THE EXERCISE - Copy out every line that contains "JSON".

MATERIAL FOR THIS TASK -
··········

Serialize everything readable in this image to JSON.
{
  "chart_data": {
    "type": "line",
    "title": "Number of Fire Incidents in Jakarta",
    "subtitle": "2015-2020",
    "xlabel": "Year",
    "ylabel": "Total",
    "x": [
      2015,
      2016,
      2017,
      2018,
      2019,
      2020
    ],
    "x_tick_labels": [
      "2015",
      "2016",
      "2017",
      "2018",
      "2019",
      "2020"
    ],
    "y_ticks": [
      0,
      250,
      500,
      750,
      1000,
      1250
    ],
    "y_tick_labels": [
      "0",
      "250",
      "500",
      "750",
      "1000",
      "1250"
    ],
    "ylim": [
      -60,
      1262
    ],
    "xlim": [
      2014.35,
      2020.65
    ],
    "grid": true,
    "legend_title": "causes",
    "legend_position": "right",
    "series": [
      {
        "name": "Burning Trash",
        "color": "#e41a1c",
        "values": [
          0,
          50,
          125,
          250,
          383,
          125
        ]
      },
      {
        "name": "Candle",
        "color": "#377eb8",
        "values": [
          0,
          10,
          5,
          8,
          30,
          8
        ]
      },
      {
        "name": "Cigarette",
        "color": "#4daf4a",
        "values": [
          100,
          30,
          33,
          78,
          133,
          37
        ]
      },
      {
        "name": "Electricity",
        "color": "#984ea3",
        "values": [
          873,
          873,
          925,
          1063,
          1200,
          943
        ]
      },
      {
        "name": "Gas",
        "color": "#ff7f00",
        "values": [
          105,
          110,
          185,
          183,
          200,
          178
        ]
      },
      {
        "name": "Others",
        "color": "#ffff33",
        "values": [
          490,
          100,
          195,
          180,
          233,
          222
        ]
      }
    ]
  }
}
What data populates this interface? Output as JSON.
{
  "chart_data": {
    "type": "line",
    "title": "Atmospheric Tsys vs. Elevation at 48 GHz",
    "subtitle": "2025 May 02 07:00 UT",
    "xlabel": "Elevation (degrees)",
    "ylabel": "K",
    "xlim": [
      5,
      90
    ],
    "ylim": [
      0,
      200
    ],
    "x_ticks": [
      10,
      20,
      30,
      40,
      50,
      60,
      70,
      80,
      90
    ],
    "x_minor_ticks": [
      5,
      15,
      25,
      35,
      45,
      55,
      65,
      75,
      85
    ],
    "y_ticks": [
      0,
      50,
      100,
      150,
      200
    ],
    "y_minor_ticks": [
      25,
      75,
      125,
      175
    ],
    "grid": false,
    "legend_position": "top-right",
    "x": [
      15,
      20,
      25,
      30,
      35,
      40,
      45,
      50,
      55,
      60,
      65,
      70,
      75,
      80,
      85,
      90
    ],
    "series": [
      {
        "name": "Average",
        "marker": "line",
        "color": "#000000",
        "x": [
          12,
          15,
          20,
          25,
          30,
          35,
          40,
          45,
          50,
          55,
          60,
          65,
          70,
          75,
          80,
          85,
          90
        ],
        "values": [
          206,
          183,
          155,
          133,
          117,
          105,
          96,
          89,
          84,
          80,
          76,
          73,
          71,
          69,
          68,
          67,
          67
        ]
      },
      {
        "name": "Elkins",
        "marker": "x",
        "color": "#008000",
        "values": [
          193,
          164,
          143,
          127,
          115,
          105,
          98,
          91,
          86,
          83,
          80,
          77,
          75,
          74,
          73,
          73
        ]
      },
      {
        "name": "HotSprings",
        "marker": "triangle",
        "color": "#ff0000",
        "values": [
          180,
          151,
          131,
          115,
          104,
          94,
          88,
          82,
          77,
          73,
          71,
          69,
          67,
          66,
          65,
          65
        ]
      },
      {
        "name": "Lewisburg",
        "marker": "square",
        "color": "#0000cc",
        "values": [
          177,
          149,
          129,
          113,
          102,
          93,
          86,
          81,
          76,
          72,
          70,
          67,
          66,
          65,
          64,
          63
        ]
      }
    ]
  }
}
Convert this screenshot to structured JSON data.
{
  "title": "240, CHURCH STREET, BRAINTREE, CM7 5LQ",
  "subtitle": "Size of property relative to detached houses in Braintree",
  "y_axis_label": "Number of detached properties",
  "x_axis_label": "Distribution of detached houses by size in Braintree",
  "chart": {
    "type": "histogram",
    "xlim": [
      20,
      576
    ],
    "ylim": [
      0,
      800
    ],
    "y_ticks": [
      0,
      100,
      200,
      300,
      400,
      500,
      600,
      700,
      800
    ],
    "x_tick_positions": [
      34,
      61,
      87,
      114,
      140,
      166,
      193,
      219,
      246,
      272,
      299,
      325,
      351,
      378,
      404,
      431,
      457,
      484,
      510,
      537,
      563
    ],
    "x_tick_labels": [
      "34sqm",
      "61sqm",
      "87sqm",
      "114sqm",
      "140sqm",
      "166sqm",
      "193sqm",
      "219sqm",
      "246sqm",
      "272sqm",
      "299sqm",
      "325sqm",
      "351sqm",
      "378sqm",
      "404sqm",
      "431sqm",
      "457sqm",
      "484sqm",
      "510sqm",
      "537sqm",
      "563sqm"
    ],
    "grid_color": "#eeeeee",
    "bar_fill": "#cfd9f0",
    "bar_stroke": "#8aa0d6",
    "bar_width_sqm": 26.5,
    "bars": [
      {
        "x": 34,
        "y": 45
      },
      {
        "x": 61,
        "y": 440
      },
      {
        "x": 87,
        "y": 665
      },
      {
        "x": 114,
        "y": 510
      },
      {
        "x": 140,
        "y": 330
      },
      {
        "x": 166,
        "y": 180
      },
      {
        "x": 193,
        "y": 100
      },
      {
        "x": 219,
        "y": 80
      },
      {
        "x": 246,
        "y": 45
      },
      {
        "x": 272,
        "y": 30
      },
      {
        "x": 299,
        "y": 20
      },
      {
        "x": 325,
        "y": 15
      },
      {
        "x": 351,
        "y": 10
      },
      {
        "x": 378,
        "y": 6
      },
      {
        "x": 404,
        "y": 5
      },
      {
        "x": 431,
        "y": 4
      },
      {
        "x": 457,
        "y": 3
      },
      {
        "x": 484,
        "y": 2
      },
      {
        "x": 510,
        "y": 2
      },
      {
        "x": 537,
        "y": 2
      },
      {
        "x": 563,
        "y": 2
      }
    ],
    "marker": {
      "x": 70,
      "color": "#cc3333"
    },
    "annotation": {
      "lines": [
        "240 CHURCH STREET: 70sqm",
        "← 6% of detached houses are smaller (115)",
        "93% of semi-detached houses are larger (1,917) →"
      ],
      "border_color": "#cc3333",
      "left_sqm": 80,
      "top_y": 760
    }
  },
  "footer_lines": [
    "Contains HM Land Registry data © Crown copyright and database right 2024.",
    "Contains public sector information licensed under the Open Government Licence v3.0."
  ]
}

··········

EXERCISE ANSWER -
Serialize everything readable in this image to JSON.
What data populates this interface? Output as JSON.
Convert this screenshot to structured JSON data.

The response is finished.